→ Stated problem: Find every line with the word "name" and report how many there are, without any other text.

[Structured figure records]
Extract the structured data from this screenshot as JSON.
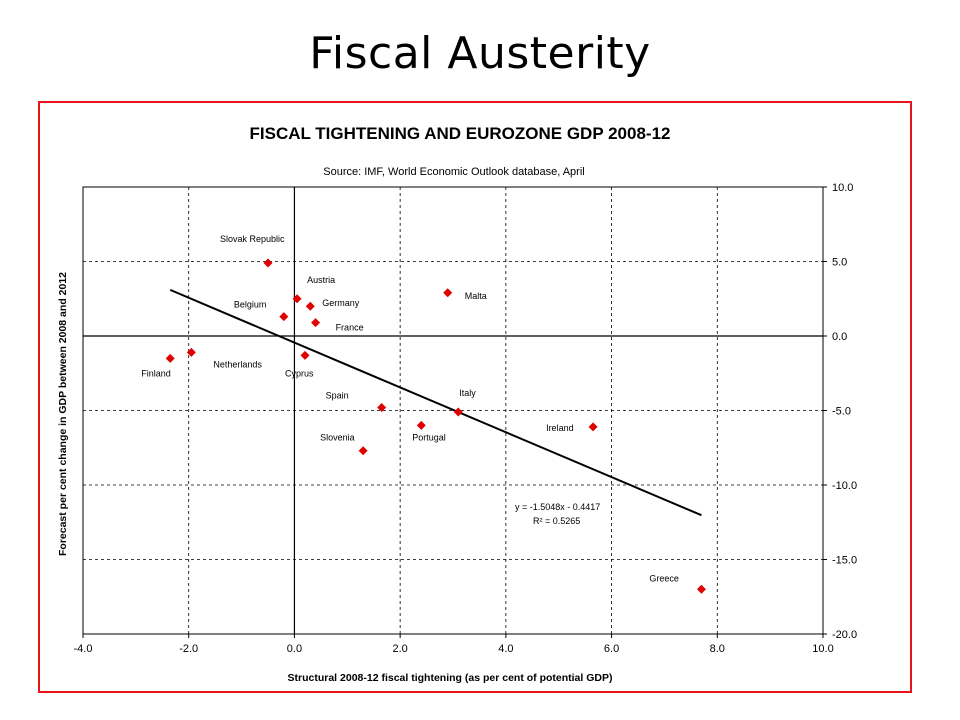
{
  "slide": {
    "title": "Fiscal Austerity"
  },
  "colors": {
    "frame": "#e8141a",
    "marker": "#e00000",
    "trendline": "#000000"
  },
  "chart_data": {
    "type": "scatter",
    "title": "FISCAL TIGHTENING AND EUROZONE GDP 2008-12",
    "subtitle": "Source: IMF, World Economic Outlook database, April",
    "xlabel": "Structural 2008-12 fiscal tightening (as per cent of potential GDP)",
    "ylabel": "Forecast per cent change in GDP between 2008 and 2012",
    "xlim": [
      -4.0,
      10.0
    ],
    "ylim": [
      -20.0,
      10.0
    ],
    "x_ticks": [
      "-4.0",
      "-2.0",
      "0.0",
      "2.0",
      "4.0",
      "6.0",
      "8.0",
      "10.0"
    ],
    "y_ticks": [
      "10.0",
      "5.0",
      "0.0",
      "-5.0",
      "-10.0",
      "-15.0",
      "-20.0"
    ],
    "y_axis_side": "right",
    "grid": true,
    "points": [
      {
        "label": "Slovak Republic",
        "x": -0.5,
        "y": 4.9
      },
      {
        "label": "Austria",
        "x": 0.05,
        "y": 2.5
      },
      {
        "label": "Germany",
        "x": 0.3,
        "y": 2.0
      },
      {
        "label": "Belgium",
        "x": -0.2,
        "y": 1.3
      },
      {
        "label": "France",
        "x": 0.4,
        "y": 0.9
      },
      {
        "label": "Malta",
        "x": 2.9,
        "y": 2.9
      },
      {
        "label": "Finland",
        "x": -2.35,
        "y": -1.5
      },
      {
        "label": "Netherlands",
        "x": -1.95,
        "y": -1.1
      },
      {
        "label": "Cyprus",
        "x": 0.2,
        "y": -1.3
      },
      {
        "label": "Spain",
        "x": 1.65,
        "y": -4.8
      },
      {
        "label": "Italy",
        "x": 3.1,
        "y": -5.1
      },
      {
        "label": "Portugal",
        "x": 2.4,
        "y": -6.0
      },
      {
        "label": "Slovenia",
        "x": 1.3,
        "y": -7.7
      },
      {
        "label": "Ireland",
        "x": 5.65,
        "y": -6.1
      },
      {
        "label": "Greece",
        "x": 7.7,
        "y": -17.0
      }
    ],
    "trendline": {
      "x_range": [
        -2.35,
        7.7
      ],
      "equation": "y = -1.5048x - 0.4417",
      "r2": "R² = 0.5265"
    }
  }
}
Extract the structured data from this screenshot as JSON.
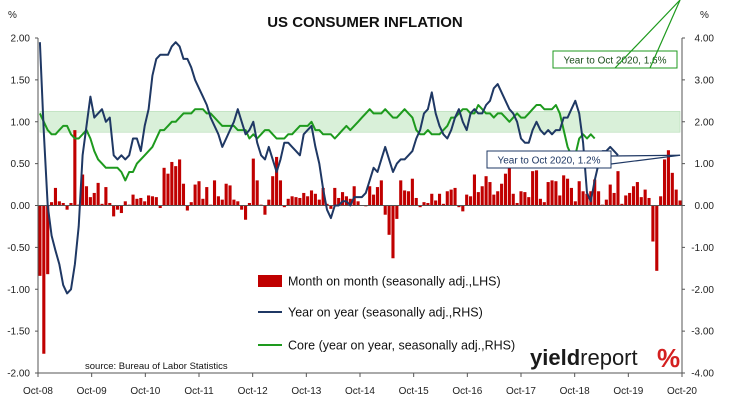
{
  "chart_data": {
    "type": "bar+line",
    "title": "US CONSUMER INFLATION",
    "left_unit": "%",
    "right_unit": "%",
    "left_axis": {
      "min": -2.0,
      "max": 2.0,
      "ticks": [
        "2.00",
        "1.50",
        "1.00",
        "0.50",
        "0.00",
        "-0.50",
        "-1.00",
        "-1.50",
        "-2.00"
      ]
    },
    "right_axis": {
      "min": -4.0,
      "max": 4.0,
      "ticks": [
        "4.00",
        "3.00",
        "2.00",
        "1.00",
        "0.00",
        "-1.00",
        "-2.00",
        "-3.00",
        "-4.00"
      ]
    },
    "x_ticks": [
      "Oct-08",
      "Oct-09",
      "Oct-10",
      "Oct-11",
      "Oct-12",
      "Oct-13",
      "Oct-14",
      "Oct-15",
      "Oct-16",
      "Oct-17",
      "Oct-18",
      "Oct-19",
      "Oct-20"
    ],
    "x_range": [
      "2008-10",
      "2020-10"
    ],
    "series": [
      {
        "name": "Month on month (seasonally adj.,LHS)",
        "kind": "bar",
        "axis": "left",
        "color": "#c00000",
        "values": [
          -0.84,
          -1.77,
          -0.82,
          0.04,
          0.21,
          0.05,
          0.03,
          -0.05,
          0.03,
          0.9,
          0.01,
          0.37,
          0.23,
          0.1,
          0.15,
          0.27,
          0.02,
          0.22,
          0.03,
          -0.13,
          -0.05,
          -0.09,
          0.05,
          0.01,
          0.13,
          0.08,
          0.09,
          0.05,
          0.12,
          0.11,
          0.1,
          -0.03,
          0.45,
          0.38,
          0.52,
          0.47,
          0.55,
          0.26,
          -0.06,
          0.04,
          0.25,
          0.29,
          0.08,
          0.22,
          0.01,
          0.3,
          0.11,
          0.07,
          0.26,
          0.24,
          0.07,
          0.05,
          -0.05,
          -0.17,
          0.03,
          0.56,
          0.3,
          0.01,
          -0.11,
          0.07,
          0.35,
          0.58,
          0.3,
          -0.02,
          0.08,
          0.11,
          0.1,
          0.09,
          0.15,
          0.11,
          0.18,
          0.14,
          0.07,
          0.21,
          0.02,
          -0.04,
          0.21,
          0.09,
          0.16,
          0.11,
          0.08,
          0.23,
          0.05,
          0.0,
          -0.01,
          0.23,
          0.13,
          0.22,
          0.3,
          -0.11,
          -0.35,
          -0.63,
          -0.16,
          0.3,
          0.18,
          0.17,
          0.32,
          0.09,
          -0.02,
          0.04,
          0.03,
          0.14,
          0.06,
          0.14,
          0.02,
          0.17,
          0.19,
          0.21,
          -0.02,
          -0.07,
          0.13,
          0.11,
          0.37,
          0.16,
          0.23,
          0.35,
          0.28,
          0.13,
          0.17,
          0.26,
          0.38,
          0.45,
          0.14,
          0.03,
          0.17,
          0.16,
          0.1,
          0.41,
          0.42,
          0.08,
          0.04,
          0.28,
          0.3,
          0.29,
          0.12,
          0.36,
          0.32,
          0.21,
          0.05,
          0.29,
          0.17,
          0.14,
          0.17,
          0.31,
          0.17,
          0.01,
          0.07,
          0.25,
          0.15,
          0.41,
          0.02,
          0.12,
          0.15,
          0.23,
          0.28,
          0.1,
          0.19,
          0.09,
          -0.43,
          -0.78,
          0.11,
          0.55,
          0.66,
          0.39,
          0.19,
          0.06
        ]
      },
      {
        "name": "Year on year (seasonally adj.,RHS)",
        "kind": "line",
        "axis": "right",
        "color": "#1f3864",
        "values": [
          3.9,
          1.75,
          0.0,
          -0.72,
          -1.08,
          -1.4,
          -1.9,
          -2.1,
          -2.0,
          -1.4,
          -0.5,
          1.2,
          1.9,
          2.6,
          2.1,
          2.2,
          2.3,
          2.0,
          2.1,
          1.2,
          1.1,
          1.2,
          1.1,
          1.2,
          1.6,
          1.6,
          1.3,
          1.9,
          2.3,
          3.1,
          3.5,
          3.6,
          3.6,
          3.6,
          3.8,
          3.9,
          3.8,
          3.5,
          3.5,
          3.3,
          3.0,
          2.8,
          2.6,
          2.4,
          2.1,
          1.9,
          1.7,
          1.4,
          1.6,
          1.8,
          2.0,
          2.3,
          2.0,
          1.7,
          1.8,
          2.0,
          1.5,
          1.2,
          1.1,
          1.4,
          1.1,
          0.8,
          1.1,
          1.5,
          1.5,
          1.4,
          1.3,
          1.2,
          1.7,
          1.8,
          1.9,
          1.4,
          1.0,
          0.4,
          -0.1,
          -0.3,
          0.0,
          0.0,
          0.1,
          0.1,
          0.0,
          0.2,
          0.2,
          0.2,
          0.3,
          0.6,
          0.9,
          0.8,
          1.1,
          1.4,
          1.1,
          0.8,
          1.0,
          1.1,
          1.1,
          1.2,
          1.3,
          1.6,
          1.8,
          2.2,
          2.3,
          2.7,
          2.2,
          1.9,
          1.7,
          1.6,
          1.8,
          2.1,
          2.3,
          2.0,
          1.8,
          2.2,
          2.3,
          2.2,
          2.2,
          2.4,
          2.5,
          2.8,
          2.9,
          2.7,
          2.5,
          2.3,
          2.2,
          2.0,
          1.6,
          1.5,
          1.5,
          1.8,
          2.0,
          1.8,
          1.7,
          1.8,
          1.7,
          1.8,
          1.8,
          2.1,
          2.1,
          2.3,
          2.5,
          2.2,
          1.5,
          0.3,
          0.1,
          0.6,
          1.0,
          1.3,
          1.3,
          1.4,
          1.3,
          1.2
        ]
      },
      {
        "name": "Core (year on year, seasonally adj.,RHS)",
        "kind": "line",
        "axis": "right",
        "color": "#1e9a1e",
        "values": [
          2.2,
          2.0,
          1.8,
          1.7,
          1.7,
          1.8,
          1.9,
          1.9,
          1.7,
          1.6,
          1.6,
          1.7,
          1.8,
          1.6,
          1.3,
          1.1,
          1.0,
          0.9,
          0.9,
          0.9,
          0.9,
          0.8,
          0.6,
          0.8,
          0.8,
          1.0,
          1.1,
          1.2,
          1.3,
          1.4,
          1.6,
          1.8,
          1.8,
          1.9,
          2.0,
          2.0,
          2.1,
          2.2,
          2.2,
          2.2,
          2.3,
          2.3,
          2.3,
          2.2,
          2.2,
          2.1,
          2.0,
          1.9,
          1.9,
          1.9,
          1.9,
          1.8,
          1.8,
          1.8,
          1.6,
          1.7,
          1.6,
          1.7,
          1.8,
          1.8,
          1.7,
          1.6,
          1.6,
          1.6,
          1.7,
          1.7,
          1.8,
          1.9,
          1.9,
          1.9,
          2.0,
          1.8,
          1.8,
          1.7,
          1.7,
          1.7,
          1.6,
          1.7,
          1.8,
          1.9,
          1.8,
          1.9,
          2.0,
          2.1,
          2.2,
          2.3,
          2.2,
          2.2,
          2.2,
          2.3,
          2.2,
          2.1,
          2.1,
          2.2,
          2.3,
          2.2,
          2.1,
          1.8,
          1.7,
          1.7,
          1.8,
          1.7,
          1.7,
          1.7,
          1.8,
          1.9,
          2.1,
          2.1,
          2.2,
          2.3,
          2.3,
          2.2,
          2.2,
          2.4,
          2.3,
          2.2,
          2.2,
          2.1,
          2.2,
          2.2,
          2.1,
          2.0,
          2.1,
          2.2,
          2.1,
          2.1,
          2.2,
          2.3,
          2.4,
          2.4,
          2.3,
          2.3,
          2.3,
          2.4,
          2.2,
          1.8,
          1.4,
          1.2,
          1.2,
          1.6,
          1.7,
          1.6,
          1.7,
          1.6
        ]
      }
    ],
    "target_band": {
      "axis": "right",
      "from": 1.75,
      "to": 2.25,
      "color": "#d9f0d9"
    },
    "annotations": [
      {
        "text": "Year to Oct 2020, 1.6%",
        "series": "Core",
        "color": "#1e9a1e"
      },
      {
        "text": "Year to Oct 2020, 1.2%",
        "series": "Year on year",
        "color": "#1f3864"
      }
    ],
    "legend_placement": "lower-center",
    "grid": false,
    "source": "source: Bureau of Labor Statistics",
    "brand": "yieldreport %"
  }
}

→ Answer to this problem: 3